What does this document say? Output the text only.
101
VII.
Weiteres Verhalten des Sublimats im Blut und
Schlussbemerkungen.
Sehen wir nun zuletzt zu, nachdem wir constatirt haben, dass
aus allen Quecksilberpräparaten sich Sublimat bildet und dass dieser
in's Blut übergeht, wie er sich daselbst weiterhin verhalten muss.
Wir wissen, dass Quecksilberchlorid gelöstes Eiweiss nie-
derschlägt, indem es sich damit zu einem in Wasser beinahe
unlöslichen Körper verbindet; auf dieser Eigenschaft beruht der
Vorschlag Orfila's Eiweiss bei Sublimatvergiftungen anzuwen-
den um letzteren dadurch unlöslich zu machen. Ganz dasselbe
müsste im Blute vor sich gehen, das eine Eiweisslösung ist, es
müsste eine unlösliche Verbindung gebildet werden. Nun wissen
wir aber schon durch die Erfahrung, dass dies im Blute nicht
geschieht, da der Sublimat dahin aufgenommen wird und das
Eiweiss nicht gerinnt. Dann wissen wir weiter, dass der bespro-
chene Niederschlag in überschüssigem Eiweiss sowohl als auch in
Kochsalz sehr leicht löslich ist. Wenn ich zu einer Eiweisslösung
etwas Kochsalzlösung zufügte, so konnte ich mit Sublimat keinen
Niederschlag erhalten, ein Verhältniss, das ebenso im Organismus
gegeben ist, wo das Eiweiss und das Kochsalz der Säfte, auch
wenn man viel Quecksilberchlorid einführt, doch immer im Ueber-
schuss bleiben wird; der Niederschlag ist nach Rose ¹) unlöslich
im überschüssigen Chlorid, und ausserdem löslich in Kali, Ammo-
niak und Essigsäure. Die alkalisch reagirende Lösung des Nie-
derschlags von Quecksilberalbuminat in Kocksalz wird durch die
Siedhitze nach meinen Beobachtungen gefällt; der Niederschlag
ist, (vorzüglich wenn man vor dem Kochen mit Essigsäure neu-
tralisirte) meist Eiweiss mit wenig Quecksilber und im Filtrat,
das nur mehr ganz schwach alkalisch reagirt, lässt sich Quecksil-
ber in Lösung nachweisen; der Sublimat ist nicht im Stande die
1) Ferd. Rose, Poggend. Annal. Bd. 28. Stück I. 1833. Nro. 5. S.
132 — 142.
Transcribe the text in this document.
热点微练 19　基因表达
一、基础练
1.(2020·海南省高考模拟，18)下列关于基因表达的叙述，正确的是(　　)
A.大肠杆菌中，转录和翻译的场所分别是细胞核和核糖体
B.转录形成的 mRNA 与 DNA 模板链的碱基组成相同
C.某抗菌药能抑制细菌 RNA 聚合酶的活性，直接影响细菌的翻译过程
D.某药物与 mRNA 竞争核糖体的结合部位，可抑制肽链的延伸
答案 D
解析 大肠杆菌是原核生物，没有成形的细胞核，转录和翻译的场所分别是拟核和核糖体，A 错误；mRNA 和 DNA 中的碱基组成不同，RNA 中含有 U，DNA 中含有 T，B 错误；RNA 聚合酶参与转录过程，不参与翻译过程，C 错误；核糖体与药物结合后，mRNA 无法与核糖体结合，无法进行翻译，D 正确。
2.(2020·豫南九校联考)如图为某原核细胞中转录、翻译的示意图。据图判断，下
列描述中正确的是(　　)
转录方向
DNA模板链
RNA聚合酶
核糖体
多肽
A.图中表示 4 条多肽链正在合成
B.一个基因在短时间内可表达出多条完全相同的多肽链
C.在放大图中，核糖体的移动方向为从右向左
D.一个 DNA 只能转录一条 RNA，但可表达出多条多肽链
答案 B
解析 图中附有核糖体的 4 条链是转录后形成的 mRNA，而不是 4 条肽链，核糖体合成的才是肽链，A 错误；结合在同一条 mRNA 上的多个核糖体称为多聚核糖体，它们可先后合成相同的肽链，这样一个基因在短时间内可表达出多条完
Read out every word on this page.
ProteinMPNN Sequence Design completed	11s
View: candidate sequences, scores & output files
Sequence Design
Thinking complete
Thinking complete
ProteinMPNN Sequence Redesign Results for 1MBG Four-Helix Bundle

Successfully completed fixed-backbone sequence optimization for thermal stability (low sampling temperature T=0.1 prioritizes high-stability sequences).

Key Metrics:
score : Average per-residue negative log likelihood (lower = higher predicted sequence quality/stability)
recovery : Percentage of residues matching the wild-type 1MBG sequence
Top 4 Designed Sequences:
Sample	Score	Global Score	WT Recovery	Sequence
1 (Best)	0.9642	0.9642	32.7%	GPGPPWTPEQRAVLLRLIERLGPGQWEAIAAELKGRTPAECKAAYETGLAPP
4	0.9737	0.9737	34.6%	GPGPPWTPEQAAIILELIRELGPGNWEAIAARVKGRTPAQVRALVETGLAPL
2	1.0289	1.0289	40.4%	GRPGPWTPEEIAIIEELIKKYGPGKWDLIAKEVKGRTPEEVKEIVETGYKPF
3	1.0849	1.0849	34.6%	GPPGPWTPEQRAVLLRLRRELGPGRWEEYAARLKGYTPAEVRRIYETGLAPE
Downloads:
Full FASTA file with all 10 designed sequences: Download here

-- -- --

**Work instruction**
Supply the number of lines above that contain the word "wird", and nothing else.

**Answer for this exercise**
3